** start Information given **
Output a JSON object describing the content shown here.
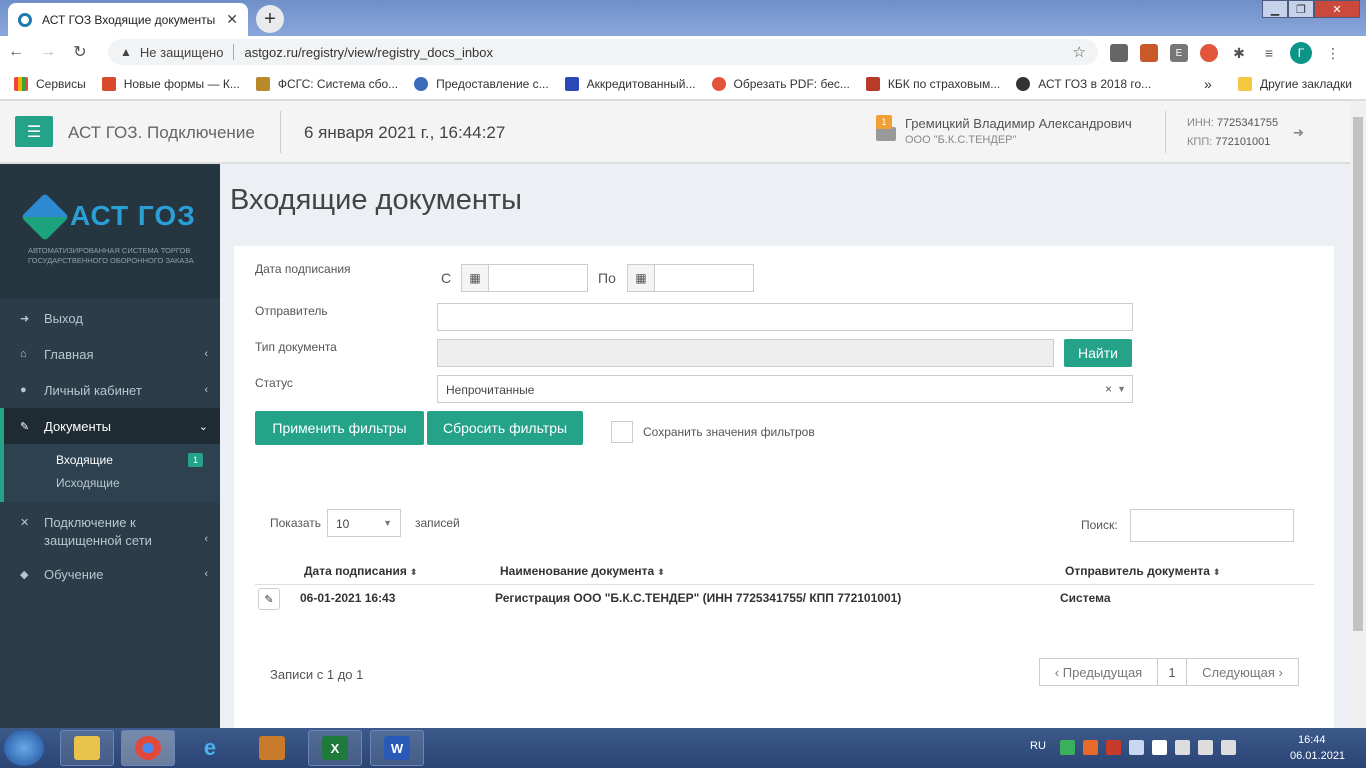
{
  "browser": {
    "tab_title": "АСТ ГОЗ Входящие документы",
    "tab_close": "✕",
    "new_tab": "+",
    "insecure_label": "Не защищено",
    "url": "astgoz.ru/registry/view/registry_docs_inbox",
    "profile_initial": "Г",
    "bookmarks": [
      "Сервисы",
      "Новые формы — К...",
      "ФСГС: Система сбо...",
      "Предоставление с...",
      "Аккредитованный...",
      "Обрезать PDF: бес...",
      "КБК по страховым...",
      "АСТ ГОЗ в 2018 го..."
    ],
    "bookmarks_more": "»",
    "other_bookmarks": "Другие закладки"
  },
  "header": {
    "app_title": "АСТ ГОЗ. Подключение",
    "datetime": "6 января 2021 г., 16:44:27",
    "notification_count": "1",
    "user_name": "Гремицкий Владимир Александрович",
    "user_org": "ООО \"Б.К.С.ТЕНДЕР\"",
    "inn_label": "ИНН:",
    "inn_value": "7725341755",
    "kpp_label": "КПП:",
    "kpp_value": "772101001"
  },
  "sidebar": {
    "logo_text": "АСТ ГОЗ",
    "logo_sub": "Автоматизированная система торгов государственного оборонного заказа",
    "items": [
      {
        "label": "Выход"
      },
      {
        "label": "Главная"
      },
      {
        "label": "Личный кабинет"
      },
      {
        "label": "Документы"
      },
      {
        "label": "Подключение к защищенной сети"
      },
      {
        "label": "Обучение"
      }
    ],
    "subitems": [
      {
        "label": "Входящие",
        "badge": "1"
      },
      {
        "label": "Исходящие"
      }
    ]
  },
  "main": {
    "page_title": "Входящие документы",
    "filters": {
      "date_label": "Дата подписания",
      "from_label": "С",
      "to_label": "По",
      "sender_label": "Отправитель",
      "doctype_label": "Тип документа",
      "status_label": "Статус",
      "status_value": "Непрочитанные",
      "status_clear": "×",
      "find_button": "Найти",
      "apply_button": "Применить фильтры",
      "reset_button": "Сбросить фильтры",
      "save_values_label": "Сохранить значения фильтров"
    },
    "table": {
      "show_label": "Показать",
      "page_size": "10",
      "records_label": "записей",
      "search_label": "Поиск:",
      "columns": [
        "Дата подписания",
        "Наименование документа",
        "Отправитель документа"
      ],
      "rows": [
        {
          "date": "06-01-2021 16:43",
          "name": "Регистрация ООО \"Б.К.С.ТЕНДЕР\" (ИНН 7725341755/ КПП 772101001)",
          "sender": "Система"
        }
      ],
      "info": "Записи с 1 до 1",
      "prev": "Предыдущая",
      "page": "1",
      "next": "Следующая"
    }
  },
  "taskbar": {
    "lang": "RU",
    "time": "16:44",
    "date": "06.01.2021"
  },
  "colors": {
    "accent": "#24a389",
    "sidebar_bg": "#2a3d49"
  }
}
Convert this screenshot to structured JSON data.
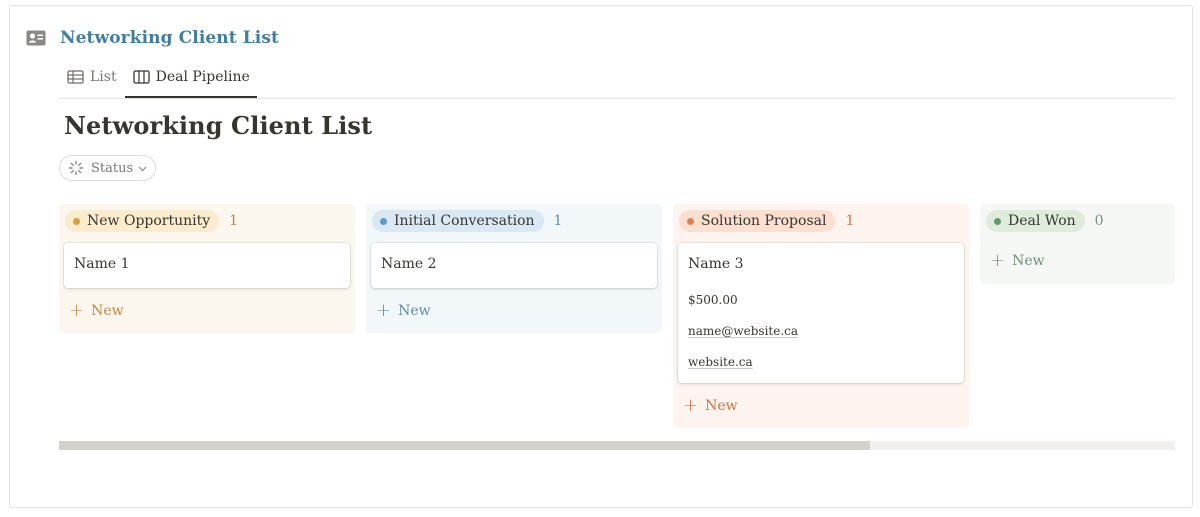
{
  "database": {
    "title": "Networking Client List",
    "icon": "contact-card-icon",
    "title_color": "#3c7fa3"
  },
  "tabs": [
    {
      "label": "List",
      "icon": "table-icon",
      "active": false
    },
    {
      "label": "Deal Pipeline",
      "icon": "board-columns-icon",
      "active": true
    }
  ],
  "page": {
    "title": "Networking Client List"
  },
  "filter": {
    "label": "Status",
    "icon": "status-spinner-icon"
  },
  "columns": [
    {
      "status": "New Opportunity",
      "count": "1",
      "bg": "#fbf6ee",
      "pill_bg": "#fbeccd",
      "dot": "#d9a33a",
      "accent": "#c08a3e",
      "cards": [
        {
          "name": "Name 1"
        }
      ],
      "new_label": "New"
    },
    {
      "status": "Initial Conversation",
      "count": "1",
      "bg": "#f2f7fa",
      "pill_bg": "#d9e8f3",
      "dot": "#5a9cc8",
      "accent": "#5e8eab",
      "cards": [
        {
          "name": "Name 2"
        }
      ],
      "new_label": "New"
    },
    {
      "status": "Solution Proposal",
      "count": "1",
      "bg": "#fdf3ef",
      "pill_bg": "#fbdfd1",
      "dot": "#e0804f",
      "accent": "#cf7547",
      "cards": [
        {
          "name": "Name 3",
          "amount": "$500.00",
          "email": "name@website.ca",
          "website": "website.ca"
        }
      ],
      "new_label": "New"
    },
    {
      "status": "Deal Won",
      "count": "0",
      "bg": "#f4f7f3",
      "pill_bg": "#dfecdc",
      "dot": "#5d9a69",
      "accent": "#6f9479",
      "cards": [],
      "new_label": "New"
    }
  ],
  "scrollbar": {
    "position": 0.73
  }
}
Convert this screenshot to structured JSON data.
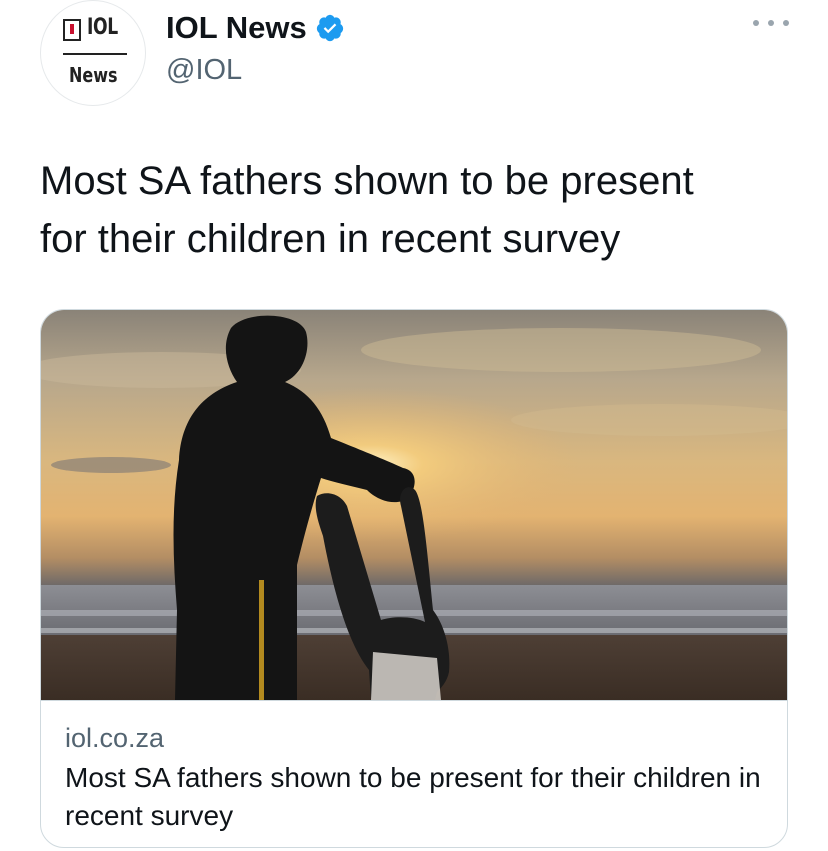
{
  "account": {
    "avatar_logo_top": "IOL",
    "avatar_logo_bottom": "News",
    "display_name": "IOL News",
    "handle": "@IOL",
    "verified": true,
    "verified_color": "#1d9bf0"
  },
  "menu": {
    "icon": "more-horizontal-icon"
  },
  "tweet": {
    "text_line_1": "Most SA fathers shown to be present",
    "text_line_2": "for their children in recent survey"
  },
  "card": {
    "image_description_icon": "photo",
    "domain": "iol.co.za",
    "title": "Most SA fathers shown to be present for their children in recent survey"
  },
  "colors": {
    "text_primary": "#0f1419",
    "text_secondary": "#536471",
    "border": "#cfd9de",
    "brand_red": "#c8102e"
  }
}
** end Information given **
» **What is required**
Take the listing above and print it exactly, apart from the pictures.

» **Result of this exercise**
Output a JSON object describing the content shown here.
{
  "browser": {
    "tab_title": "АСТ ГОЗ Входящие документы",
    "tab_close": "✕",
    "new_tab": "+",
    "insecure_label": "Не защищено",
    "url": "astgoz.ru/registry/view/registry_docs_inbox",
    "profile_initial": "Г",
    "bookmarks": [
      "Сервисы",
      "Новые формы — К...",
      "ФСГС: Система сбо...",
      "Предоставление с...",
      "Аккредитованный...",
      "Обрезать PDF: бес...",
      "КБК по страховым...",
      "АСТ ГОЗ в 2018 го..."
    ],
    "bookmarks_more": "»",
    "other_bookmarks": "Другие закладки"
  },
  "header": {
    "app_title": "АСТ ГОЗ. Подключение",
    "datetime": "6 января 2021 г., 16:44:27",
    "notification_count": "1",
    "user_name": "Гремицкий Владимир Александрович",
    "user_org": "ООО \"Б.К.С.ТЕНДЕР\"",
    "inn_label": "ИНН:",
    "inn_value": "7725341755",
    "kpp_label": "КПП:",
    "kpp_value": "772101001"
  },
  "sidebar": {
    "logo_text": "АСТ ГОЗ",
    "logo_sub": "Автоматизированная система торгов государственного оборонного заказа",
    "items": [
      {
        "label": "Выход"
      },
      {
        "label": "Главная"
      },
      {
        "label": "Личный кабинет"
      },
      {
        "label": "Документы"
      },
      {
        "label": "Подключение к защищенной сети"
      },
      {
        "label": "Обучение"
      }
    ],
    "subitems": [
      {
        "label": "Входящие",
        "badge": "1"
      },
      {
        "label": "Исходящие"
      }
    ]
  },
  "main": {
    "page_title": "Входящие документы",
    "filters": {
      "date_label": "Дата подписания",
      "from_label": "С",
      "to_label": "По",
      "sender_label": "Отправитель",
      "doctype_label": "Тип документа",
      "status_label": "Статус",
      "status_value": "Непрочитанные",
      "status_clear": "×",
      "find_button": "Найти",
      "apply_button": "Применить фильтры",
      "reset_button": "Сбросить фильтры",
      "save_values_label": "Сохранить значения фильтров"
    },
    "table": {
      "show_label": "Показать",
      "page_size": "10",
      "records_label": "записей",
      "search_label": "Поиск:",
      "columns": [
        "Дата подписания",
        "Наименование документа",
        "Отправитель документа"
      ],
      "rows": [
        {
          "date": "06-01-2021 16:43",
          "name": "Регистрация ООО \"Б.К.С.ТЕНДЕР\" (ИНН 7725341755/ КПП 772101001)",
          "sender": "Система"
        }
      ],
      "info": "Записи с 1 до 1",
      "prev": "Предыдущая",
      "page": "1",
      "next": "Следующая"
    }
  },
  "taskbar": {
    "lang": "RU",
    "time": "16:44",
    "date": "06.01.2021"
  },
  "colors": {
    "accent": "#24a389",
    "sidebar_bg": "#2a3d49"
  }
}
Convert this screenshot to structured JSON data.
{
  "database": {
    "title": "Networking Client List",
    "icon": "contact-card-icon",
    "title_color": "#3c7fa3"
  },
  "tabs": [
    {
      "label": "List",
      "icon": "table-icon",
      "active": false
    },
    {
      "label": "Deal Pipeline",
      "icon": "board-columns-icon",
      "active": true
    }
  ],
  "page": {
    "title": "Networking Client List"
  },
  "filter": {
    "label": "Status",
    "icon": "status-spinner-icon"
  },
  "columns": [
    {
      "status": "New Opportunity",
      "count": "1",
      "bg": "#fbf6ee",
      "pill_bg": "#fbeccd",
      "dot": "#d9a33a",
      "accent": "#c08a3e",
      "cards": [
        {
          "name": "Name 1"
        }
      ],
      "new_label": "New"
    },
    {
      "status": "Initial Conversation",
      "count": "1",
      "bg": "#f2f7fa",
      "pill_bg": "#d9e8f3",
      "dot": "#5a9cc8",
      "accent": "#5e8eab",
      "cards": [
        {
          "name": "Name 2"
        }
      ],
      "new_label": "New"
    },
    {
      "status": "Solution Proposal",
      "count": "1",
      "bg": "#fdf3ef",
      "pill_bg": "#fbdfd1",
      "dot": "#e0804f",
      "accent": "#cf7547",
      "cards": [
        {
          "name": "Name 3",
          "amount": "$500.00",
          "email": "name@website.ca",
          "website": "website.ca"
        }
      ],
      "new_label": "New"
    },
    {
      "status": "Deal Won",
      "count": "0",
      "bg": "#f4f7f3",
      "pill_bg": "#dfecdc",
      "dot": "#5d9a69",
      "accent": "#6f9479",
      "cards": [],
      "new_label": "New"
    }
  ],
  "scrollbar": {
    "position": 0.73
  }
}
Convert this screenshot to structured JSON data.
{
  "account": {
    "avatar_logo_top": "IOL",
    "avatar_logo_bottom": "News",
    "display_name": "IOL News",
    "handle": "@IOL",
    "verified": true,
    "verified_color": "#1d9bf0"
  },
  "menu": {
    "icon": "more-horizontal-icon"
  },
  "tweet": {
    "text_line_1": "Most SA fathers shown to be present",
    "text_line_2": "for their children in recent survey"
  },
  "card": {
    "image_description_icon": "photo",
    "domain": "iol.co.za",
    "title": "Most SA fathers shown to be present for their children in recent survey"
  },
  "colors": {
    "text_primary": "#0f1419",
    "text_secondary": "#536471",
    "border": "#cfd9de",
    "brand_red": "#c8102e"
  }
}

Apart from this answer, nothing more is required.